Exercise task: Tally the lines of the listing that contain the string "runway". Give the number and nothing else.

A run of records
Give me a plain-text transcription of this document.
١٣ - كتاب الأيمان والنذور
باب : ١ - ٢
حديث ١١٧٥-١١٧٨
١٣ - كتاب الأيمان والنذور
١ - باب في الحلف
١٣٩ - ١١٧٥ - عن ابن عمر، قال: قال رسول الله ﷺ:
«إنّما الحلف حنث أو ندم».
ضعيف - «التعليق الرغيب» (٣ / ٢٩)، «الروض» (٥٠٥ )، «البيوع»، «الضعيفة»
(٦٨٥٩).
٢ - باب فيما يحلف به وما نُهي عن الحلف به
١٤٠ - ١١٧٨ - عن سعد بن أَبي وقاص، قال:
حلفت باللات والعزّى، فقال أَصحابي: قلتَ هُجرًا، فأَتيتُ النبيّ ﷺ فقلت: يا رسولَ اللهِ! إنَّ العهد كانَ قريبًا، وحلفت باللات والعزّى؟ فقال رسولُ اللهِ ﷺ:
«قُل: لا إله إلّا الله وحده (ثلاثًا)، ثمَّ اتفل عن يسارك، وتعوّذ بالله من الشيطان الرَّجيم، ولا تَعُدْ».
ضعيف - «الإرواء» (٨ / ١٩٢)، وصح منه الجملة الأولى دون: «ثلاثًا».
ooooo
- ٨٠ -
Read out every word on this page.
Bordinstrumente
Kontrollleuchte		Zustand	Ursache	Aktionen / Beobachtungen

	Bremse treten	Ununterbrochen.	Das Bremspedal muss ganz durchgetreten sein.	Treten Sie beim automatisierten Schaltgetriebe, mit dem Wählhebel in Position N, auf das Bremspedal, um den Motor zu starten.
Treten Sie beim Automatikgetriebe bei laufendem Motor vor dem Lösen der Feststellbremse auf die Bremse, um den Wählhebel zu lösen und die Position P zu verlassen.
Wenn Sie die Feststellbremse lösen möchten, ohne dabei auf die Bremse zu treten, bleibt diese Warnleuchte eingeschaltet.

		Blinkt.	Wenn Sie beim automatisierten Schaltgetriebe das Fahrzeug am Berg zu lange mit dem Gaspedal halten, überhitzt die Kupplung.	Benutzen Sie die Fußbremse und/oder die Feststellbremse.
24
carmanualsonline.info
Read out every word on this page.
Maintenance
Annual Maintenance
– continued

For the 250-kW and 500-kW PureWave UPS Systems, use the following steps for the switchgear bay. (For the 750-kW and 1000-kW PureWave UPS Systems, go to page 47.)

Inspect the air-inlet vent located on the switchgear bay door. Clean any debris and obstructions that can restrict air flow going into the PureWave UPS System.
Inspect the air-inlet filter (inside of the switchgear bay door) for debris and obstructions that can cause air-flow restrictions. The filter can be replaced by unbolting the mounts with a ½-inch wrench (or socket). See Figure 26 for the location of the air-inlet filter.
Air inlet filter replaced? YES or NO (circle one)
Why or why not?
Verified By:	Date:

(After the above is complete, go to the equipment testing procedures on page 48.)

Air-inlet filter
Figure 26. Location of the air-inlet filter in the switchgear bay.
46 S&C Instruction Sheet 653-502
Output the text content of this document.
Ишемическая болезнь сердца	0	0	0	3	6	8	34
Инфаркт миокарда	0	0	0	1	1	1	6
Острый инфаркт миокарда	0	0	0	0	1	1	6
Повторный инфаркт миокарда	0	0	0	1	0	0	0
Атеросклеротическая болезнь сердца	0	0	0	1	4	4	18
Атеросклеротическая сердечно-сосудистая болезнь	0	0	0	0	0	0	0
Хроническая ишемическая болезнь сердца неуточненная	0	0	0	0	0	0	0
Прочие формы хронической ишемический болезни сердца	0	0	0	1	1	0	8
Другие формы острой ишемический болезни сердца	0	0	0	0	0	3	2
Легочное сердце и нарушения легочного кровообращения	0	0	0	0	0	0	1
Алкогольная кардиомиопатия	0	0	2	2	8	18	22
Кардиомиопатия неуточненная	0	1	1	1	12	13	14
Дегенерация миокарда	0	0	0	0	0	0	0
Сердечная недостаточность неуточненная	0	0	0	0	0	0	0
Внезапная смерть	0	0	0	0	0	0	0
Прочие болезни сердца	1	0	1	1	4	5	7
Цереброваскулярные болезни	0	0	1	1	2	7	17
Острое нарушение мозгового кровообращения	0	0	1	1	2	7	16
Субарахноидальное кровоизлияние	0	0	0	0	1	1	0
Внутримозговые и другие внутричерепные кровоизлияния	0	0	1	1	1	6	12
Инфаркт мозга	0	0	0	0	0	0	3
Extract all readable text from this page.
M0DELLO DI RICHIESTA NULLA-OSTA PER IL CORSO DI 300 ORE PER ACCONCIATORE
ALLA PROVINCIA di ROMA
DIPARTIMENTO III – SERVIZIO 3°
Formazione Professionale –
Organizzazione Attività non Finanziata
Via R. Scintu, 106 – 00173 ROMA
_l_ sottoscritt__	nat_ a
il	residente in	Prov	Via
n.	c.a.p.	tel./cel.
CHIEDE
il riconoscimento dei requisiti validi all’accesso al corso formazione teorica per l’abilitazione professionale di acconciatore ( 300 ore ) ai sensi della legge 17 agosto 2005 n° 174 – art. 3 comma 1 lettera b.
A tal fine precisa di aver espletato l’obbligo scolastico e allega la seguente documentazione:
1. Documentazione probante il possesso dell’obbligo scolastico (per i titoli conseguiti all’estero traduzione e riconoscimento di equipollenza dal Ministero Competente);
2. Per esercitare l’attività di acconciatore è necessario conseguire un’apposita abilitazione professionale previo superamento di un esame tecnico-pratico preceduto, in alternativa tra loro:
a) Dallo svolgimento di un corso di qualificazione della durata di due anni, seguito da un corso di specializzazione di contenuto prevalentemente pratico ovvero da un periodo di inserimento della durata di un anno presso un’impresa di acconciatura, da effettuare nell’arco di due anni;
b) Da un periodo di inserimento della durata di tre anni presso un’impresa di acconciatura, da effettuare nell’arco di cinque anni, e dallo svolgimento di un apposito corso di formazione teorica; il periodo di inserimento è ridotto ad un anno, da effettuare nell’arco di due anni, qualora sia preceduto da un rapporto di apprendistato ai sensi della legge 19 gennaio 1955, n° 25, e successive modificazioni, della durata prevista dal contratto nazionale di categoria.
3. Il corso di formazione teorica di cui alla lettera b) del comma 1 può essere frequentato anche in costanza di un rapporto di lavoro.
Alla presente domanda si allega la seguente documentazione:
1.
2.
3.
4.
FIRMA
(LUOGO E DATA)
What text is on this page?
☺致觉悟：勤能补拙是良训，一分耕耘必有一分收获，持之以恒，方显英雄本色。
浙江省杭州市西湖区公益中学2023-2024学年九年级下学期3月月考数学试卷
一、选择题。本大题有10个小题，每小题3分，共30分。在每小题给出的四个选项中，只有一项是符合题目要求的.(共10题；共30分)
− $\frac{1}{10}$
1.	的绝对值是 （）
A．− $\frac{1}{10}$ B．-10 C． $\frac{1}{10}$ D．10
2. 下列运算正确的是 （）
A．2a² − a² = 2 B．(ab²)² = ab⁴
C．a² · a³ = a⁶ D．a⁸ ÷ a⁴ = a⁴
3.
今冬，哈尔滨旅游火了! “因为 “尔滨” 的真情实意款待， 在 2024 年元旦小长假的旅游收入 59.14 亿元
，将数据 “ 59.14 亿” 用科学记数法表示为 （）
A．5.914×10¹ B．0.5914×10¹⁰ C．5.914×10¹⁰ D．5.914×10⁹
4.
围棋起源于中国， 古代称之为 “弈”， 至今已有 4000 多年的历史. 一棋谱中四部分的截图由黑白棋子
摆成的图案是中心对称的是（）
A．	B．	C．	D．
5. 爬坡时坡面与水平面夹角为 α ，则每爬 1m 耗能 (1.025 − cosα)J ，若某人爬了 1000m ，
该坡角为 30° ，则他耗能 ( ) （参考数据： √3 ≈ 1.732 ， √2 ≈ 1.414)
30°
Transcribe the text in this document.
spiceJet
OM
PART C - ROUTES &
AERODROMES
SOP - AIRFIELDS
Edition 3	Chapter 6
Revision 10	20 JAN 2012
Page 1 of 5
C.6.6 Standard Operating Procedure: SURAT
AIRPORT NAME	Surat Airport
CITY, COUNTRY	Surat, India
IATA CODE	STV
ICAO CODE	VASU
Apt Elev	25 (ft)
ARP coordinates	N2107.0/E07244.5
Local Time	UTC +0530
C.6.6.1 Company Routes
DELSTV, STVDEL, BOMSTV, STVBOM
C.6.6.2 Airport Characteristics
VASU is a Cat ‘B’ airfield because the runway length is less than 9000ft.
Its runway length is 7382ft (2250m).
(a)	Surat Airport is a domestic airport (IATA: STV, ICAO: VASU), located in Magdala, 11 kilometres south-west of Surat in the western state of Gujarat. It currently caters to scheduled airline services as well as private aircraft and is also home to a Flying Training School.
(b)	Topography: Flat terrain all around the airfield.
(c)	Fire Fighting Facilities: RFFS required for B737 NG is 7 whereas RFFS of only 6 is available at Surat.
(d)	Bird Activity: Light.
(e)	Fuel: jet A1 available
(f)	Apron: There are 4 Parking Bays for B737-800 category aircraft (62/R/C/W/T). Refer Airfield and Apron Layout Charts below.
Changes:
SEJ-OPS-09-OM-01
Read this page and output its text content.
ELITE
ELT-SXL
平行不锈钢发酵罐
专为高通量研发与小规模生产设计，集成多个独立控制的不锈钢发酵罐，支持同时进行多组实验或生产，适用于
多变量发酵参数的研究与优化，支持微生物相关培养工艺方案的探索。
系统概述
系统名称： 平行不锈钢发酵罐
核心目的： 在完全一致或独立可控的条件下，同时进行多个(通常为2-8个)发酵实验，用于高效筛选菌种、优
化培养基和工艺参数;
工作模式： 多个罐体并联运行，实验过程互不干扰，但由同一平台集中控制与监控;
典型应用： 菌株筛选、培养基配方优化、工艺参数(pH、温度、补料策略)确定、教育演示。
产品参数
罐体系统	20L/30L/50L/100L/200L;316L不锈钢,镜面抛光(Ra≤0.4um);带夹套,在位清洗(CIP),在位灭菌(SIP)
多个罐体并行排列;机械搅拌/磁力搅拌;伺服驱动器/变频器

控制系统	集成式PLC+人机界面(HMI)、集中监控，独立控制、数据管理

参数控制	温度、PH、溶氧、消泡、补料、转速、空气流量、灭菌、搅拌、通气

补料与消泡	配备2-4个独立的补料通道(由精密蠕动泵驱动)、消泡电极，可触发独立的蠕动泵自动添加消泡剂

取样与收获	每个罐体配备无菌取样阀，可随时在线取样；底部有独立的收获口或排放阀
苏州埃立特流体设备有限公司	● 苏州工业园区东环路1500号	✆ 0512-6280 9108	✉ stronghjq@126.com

Written answer: 2